## PROBLEM DETAILS
Return a copy of each line that holds the string "point".

:: DATA ::

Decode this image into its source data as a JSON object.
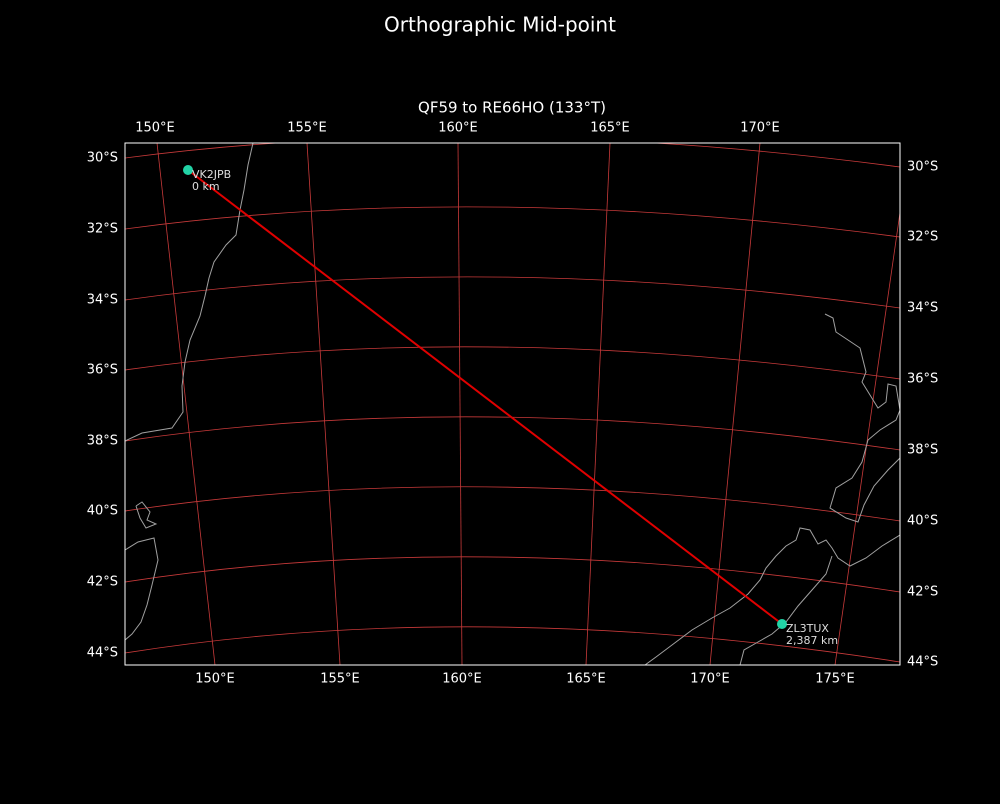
{
  "title": "Orthographic Mid-point",
  "subtitle": "QF59 to RE66HO (133°T)",
  "top_lon_labels": [
    "150°E",
    "155°E",
    "160°E",
    "165°E",
    "170°E"
  ],
  "bottom_lon_labels": [
    "150°E",
    "155°E",
    "160°E",
    "165°E",
    "170°E",
    "175°E"
  ],
  "left_lat_labels": [
    "30°S",
    "32°S",
    "34°S",
    "36°S",
    "38°S",
    "40°S",
    "42°S",
    "44°S"
  ],
  "right_lat_labels": [
    "30°S",
    "32°S",
    "34°S",
    "36°S",
    "38°S",
    "40°S",
    "42°S",
    "44°S"
  ],
  "stations": [
    {
      "call": "VK2JPB",
      "distance": "0 km"
    },
    {
      "call": "ZL3TUX",
      "distance": "2,387 km"
    }
  ]
}
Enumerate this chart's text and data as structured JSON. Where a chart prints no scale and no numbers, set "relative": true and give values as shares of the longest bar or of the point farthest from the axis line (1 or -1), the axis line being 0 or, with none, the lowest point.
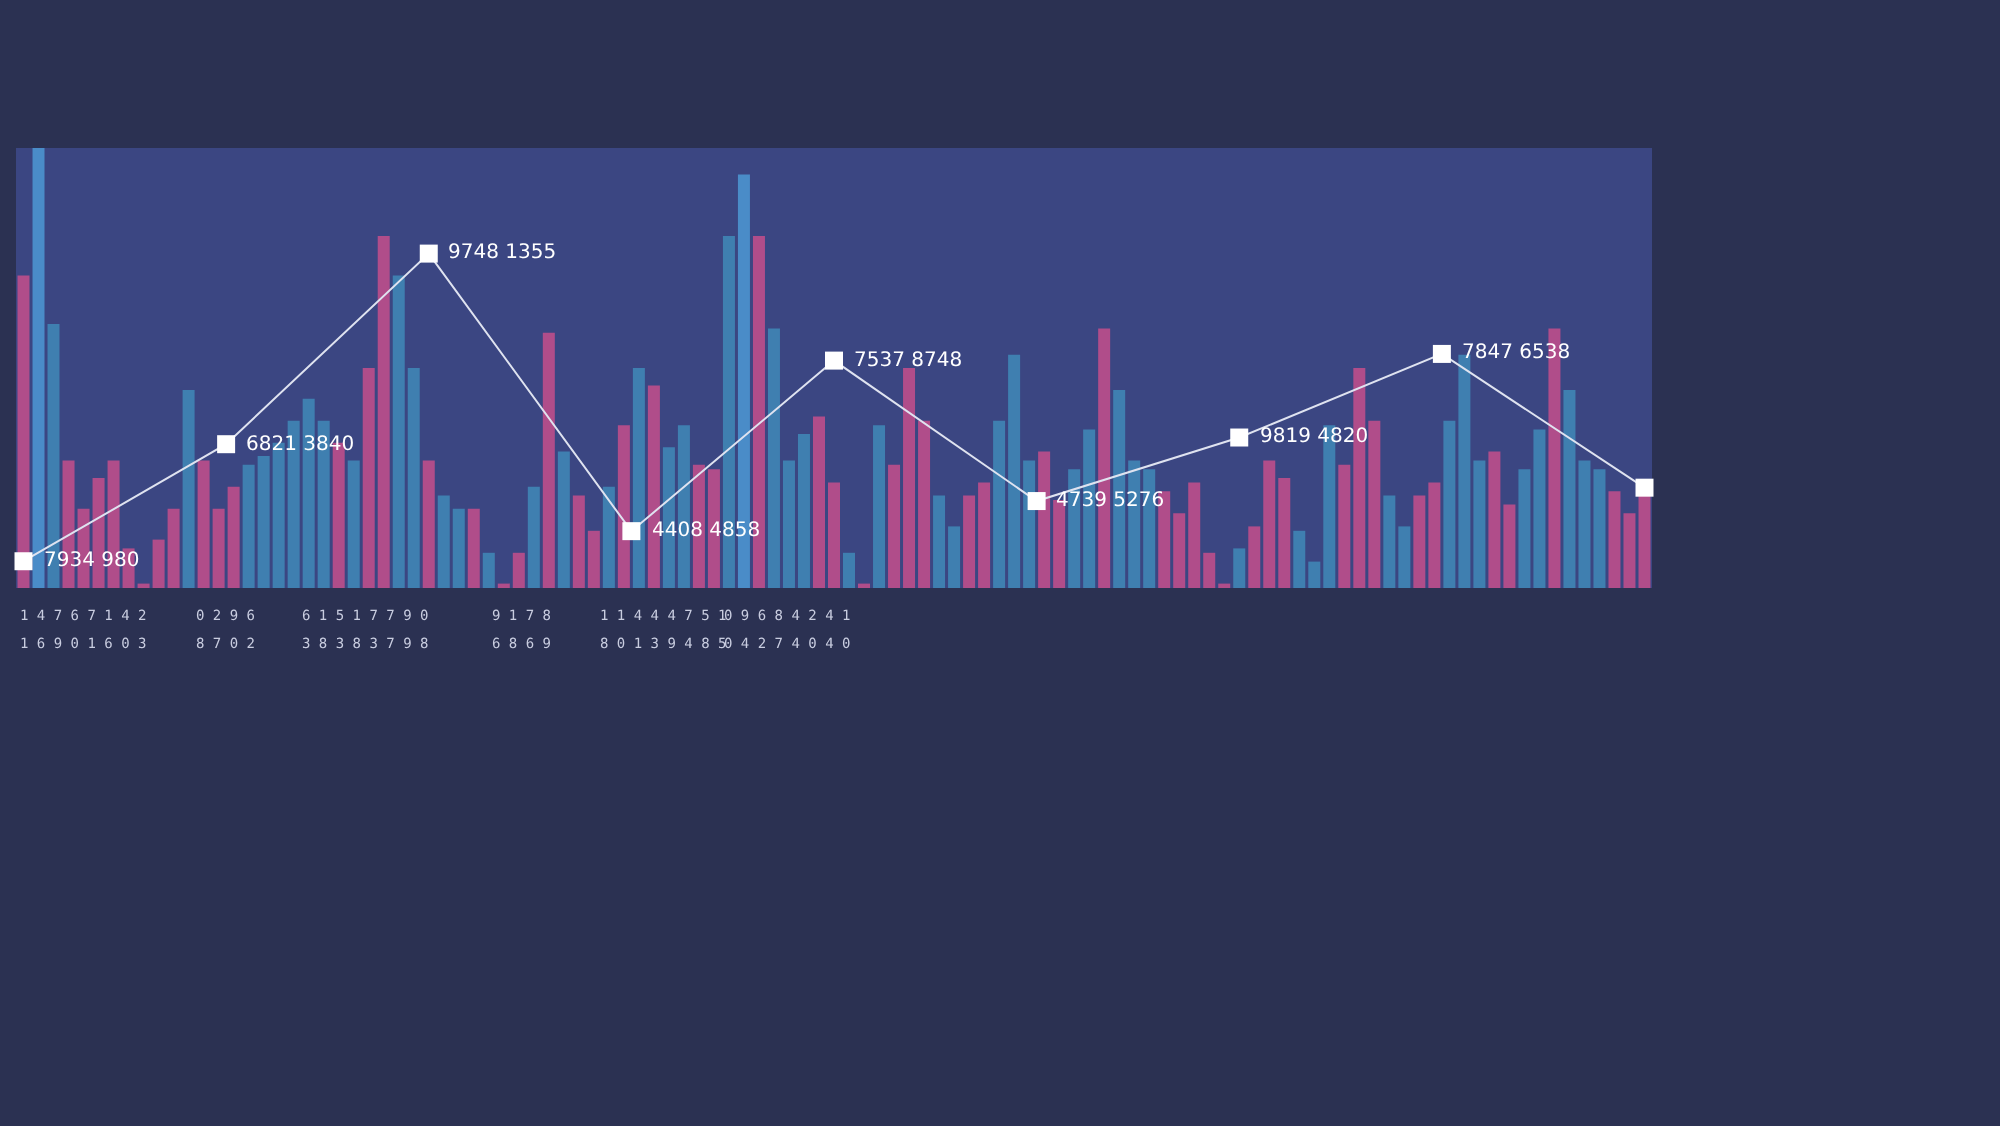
{
  "chart_data": [
    {
      "type": "bar",
      "relative": true,
      "tick_labels": false,
      "categories": [
        null,
        null,
        null,
        null,
        null,
        null,
        null,
        null,
        null,
        null,
        null,
        null,
        null,
        null,
        null,
        null,
        null,
        null,
        null,
        null,
        null,
        null,
        null,
        null,
        null,
        null,
        null,
        null,
        null,
        null,
        null,
        null,
        null,
        null,
        null,
        null,
        null,
        null,
        null,
        null,
        null,
        null,
        null,
        null,
        null,
        null,
        null,
        null,
        null,
        null,
        null,
        null,
        null,
        null,
        null,
        null,
        null,
        null,
        null,
        null,
        null,
        null,
        null,
        null,
        null,
        null,
        null,
        null,
        null,
        null,
        null,
        null,
        null,
        null,
        null,
        null,
        null,
        null,
        null,
        null,
        null,
        null,
        null,
        null,
        null,
        null,
        null,
        null,
        null,
        null,
        null,
        null,
        null,
        null,
        null,
        null,
        null,
        null,
        null,
        null,
        null,
        null,
        null,
        null,
        null,
        null,
        null,
        null,
        null
      ],
      "values": [
        0.71,
        1.0,
        0.6,
        0.29,
        0.18,
        0.25,
        0.29,
        0.09,
        0.01,
        0.11,
        0.18,
        0.45,
        0.29,
        0.18,
        0.23,
        0.28,
        0.3,
        0.33,
        0.38,
        0.43,
        0.38,
        0.33,
        0.29,
        0.5,
        0.8,
        0.71,
        0.5,
        0.29,
        0.21,
        0.18,
        0.18,
        0.08,
        0.01,
        0.08,
        0.23,
        0.58,
        0.31,
        0.21,
        0.13,
        0.23,
        0.37,
        0.5,
        0.46,
        0.32,
        0.37,
        0.28,
        0.27,
        0.8,
        0.94,
        0.8,
        0.59,
        0.29,
        0.35,
        0.39,
        0.24,
        0.08,
        0.01,
        0.37,
        0.28,
        0.5,
        0.38,
        0.21,
        0.14,
        0.21,
        0.24,
        0.38,
        0.53,
        0.29,
        0.31,
        0.2,
        0.27,
        0.36,
        0.59,
        0.45,
        0.29,
        0.27,
        0.22,
        0.17,
        0.24,
        0.08,
        0.01,
        0.09,
        0.14,
        0.29,
        0.25,
        0.13,
        0.06,
        0.37,
        0.28,
        0.5,
        0.38,
        0.21,
        0.14,
        0.21,
        0.24,
        0.38,
        0.53,
        0.29,
        0.31,
        0.19,
        0.27,
        0.36,
        0.59,
        0.45,
        0.29,
        0.27,
        0.22,
        0.17,
        0.22
      ],
      "colors": [
        "#b04d8a",
        "#4a8cc8",
        "#3f7fb0",
        "#b04d8a",
        "#b04d8a",
        "#b04d8a",
        "#b04d8a",
        "#b04d8a",
        "#b04d8a",
        "#b04d8a",
        "#b04d8a",
        "#3f7fb0",
        "#b04d8a",
        "#b04d8a",
        "#b04d8a",
        "#3f7fb0",
        "#3f7fb0",
        "#3f7fb0",
        "#3f7fb0",
        "#3f7fb0",
        "#3f7fb0",
        "#b04d8a",
        "#3f7fb0",
        "#b04d8a",
        "#b04d8a",
        "#3f7fb0",
        "#3f7fb0",
        "#b04d8a",
        "#3f7fb0",
        "#3f7fb0",
        "#b04d8a",
        "#3f7fb0",
        "#b04d8a",
        "#b04d8a",
        "#3f7fb0",
        "#b04d8a",
        "#3f7fb0",
        "#b04d8a",
        "#b04d8a",
        "#3f7fb0",
        "#b04d8a",
        "#3f7fb0",
        "#b04d8a",
        "#3f7fb0",
        "#3f7fb0",
        "#b04d8a",
        "#b04d8a",
        "#3f7fb0",
        "#4a8cc8",
        "#b04d8a",
        "#3f7fb0",
        "#3f7fb0",
        "#3f7fb0",
        "#b04d8a",
        "#b04d8a",
        "#3f7fb0",
        "#b04d8a",
        "#3f7fb0",
        "#b04d8a",
        "#b04d8a",
        "#b04d8a",
        "#3f7fb0",
        "#3f7fb0",
        "#b04d8a",
        "#b04d8a",
        "#3f7fb0",
        "#3f7fb0",
        "#3f7fb0",
        "#b04d8a",
        "#b04d8a",
        "#3f7fb0",
        "#3f7fb0",
        "#b04d8a",
        "#3f7fb0",
        "#3f7fb0",
        "#3f7fb0",
        "#b04d8a",
        "#b04d8a",
        "#b04d8a",
        "#b04d8a",
        "#b04d8a",
        "#3f7fb0",
        "#b04d8a",
        "#b04d8a",
        "#b04d8a",
        "#3f7fb0",
        "#3f7fb0",
        "#3f7fb0",
        "#b04d8a",
        "#b04d8a",
        "#b04d8a",
        "#3f7fb0",
        "#3f7fb0",
        "#b04d8a",
        "#b04d8a",
        "#3f7fb0",
        "#3f7fb0",
        "#3f7fb0",
        "#b04d8a",
        "#b04d8a",
        "#3f7fb0",
        "#3f7fb0",
        "#b04d8a",
        "#3f7fb0",
        "#3f7fb0",
        "#3f7fb0",
        "#b04d8a",
        "#b04d8a",
        "#b04d8a"
      ],
      "annotations": [
        "1 4 7 6 7 1 4 2",
        "0 2 9 6",
        "6 1 5 1 7 7 9 0",
        "9 1 7 8",
        "1 1 4 4 4 7 5 1",
        "0 9 6 8 4 2 4 1",
        "1 6 9 0 1 6 0 3",
        "8 7 0 2",
        "3 8 3 8 3 7 9 8",
        "6 8 6 9",
        "8 0 1 3 9 4 8 5",
        "0 4 2 7 4 0 4 0"
      ]
    },
    {
      "type": "line",
      "relative": true,
      "tick_labels": false,
      "color": "#dfe3f0",
      "marker": "square",
      "line_style": "solid",
      "categories": [
        null,
        null,
        null,
        null,
        null,
        null,
        null,
        null,
        null
      ],
      "values": [
        0.08,
        0.43,
        1.0,
        0.17,
        0.68,
        0.26,
        0.45,
        0.7,
        0.3
      ],
      "annotations": [
        "7934 980",
        "6821 3840",
        "9748 1355",
        "4408 4858",
        "7537 8748",
        "4739 5276",
        "9819 4820",
        "7847 6538"
      ]
    }
  ]
}
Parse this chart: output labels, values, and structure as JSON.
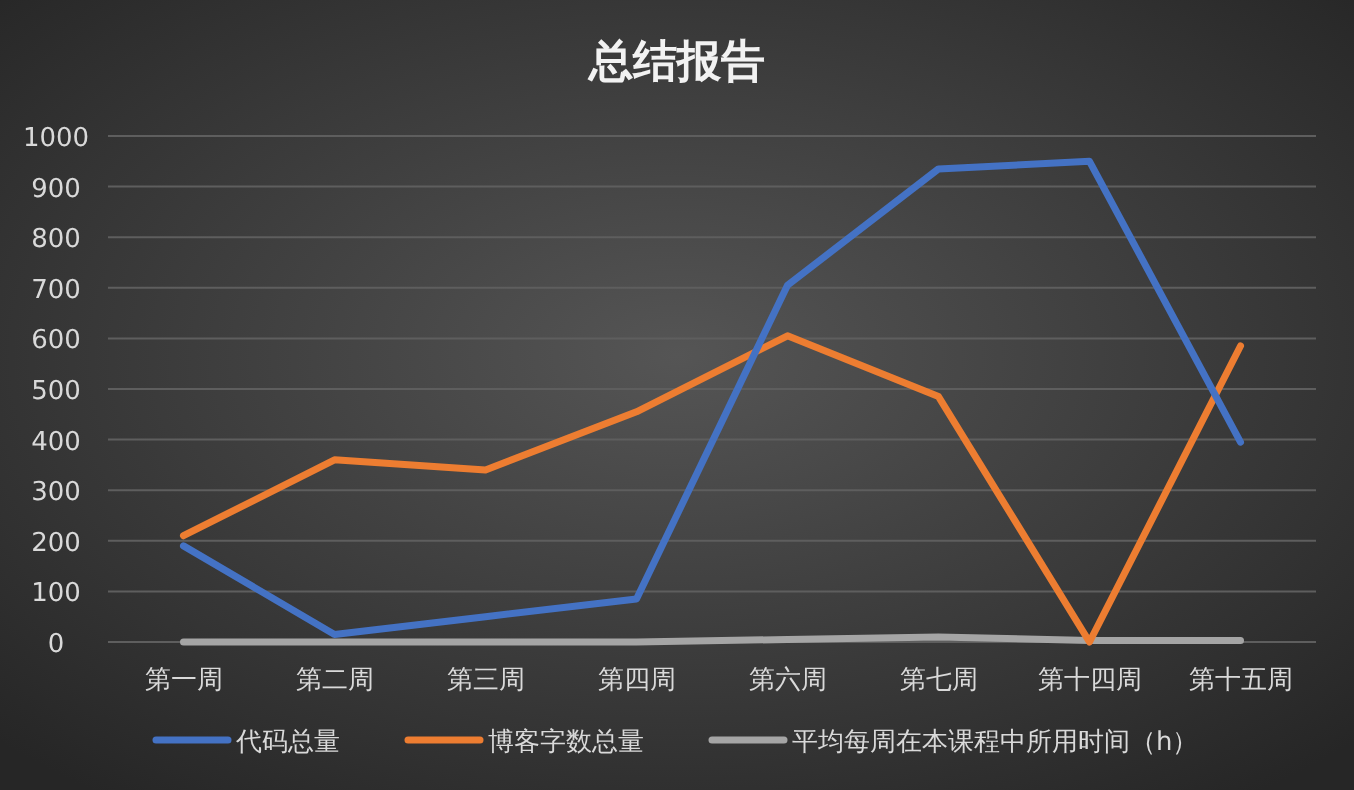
{
  "chart_data": {
    "type": "line",
    "title": "总结报告",
    "categories": [
      "第一周",
      "第二周",
      "第三周",
      "第四周",
      "第六周",
      "第七周",
      "第十四周",
      "第十五周"
    ],
    "series": [
      {
        "name": "代码总量",
        "color": "#4472c4",
        "values": [
          190,
          15,
          50,
          85,
          705,
          935,
          950,
          395
        ]
      },
      {
        "name": "博客字数总量",
        "color": "#ed7d31",
        "values": [
          210,
          360,
          340,
          455,
          605,
          485,
          0,
          585
        ]
      },
      {
        "name": "平均每周在本课程中所用时间（h）",
        "color": "#a5a5a5",
        "values": [
          0,
          0,
          0,
          0,
          5,
          10,
          3,
          3
        ]
      }
    ],
    "ylim": [
      0,
      1000
    ],
    "yticks": [
      0,
      100,
      200,
      300,
      400,
      500,
      600,
      700,
      800,
      900,
      1000
    ],
    "grid": "y",
    "legend": "bottom",
    "marker": "none",
    "line_style": "solid"
  }
}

:::

## OUTPUT
  "title": "Orthographic Mid-point",
Enumerate this chart's text and data as structured JSON. Where a chart prints no scale and no numbers, set "relative": true and give values as shares of the longest bar or of the point farthest from the axis line (1 or -1), the axis line being 0 or, with none, the lowest point.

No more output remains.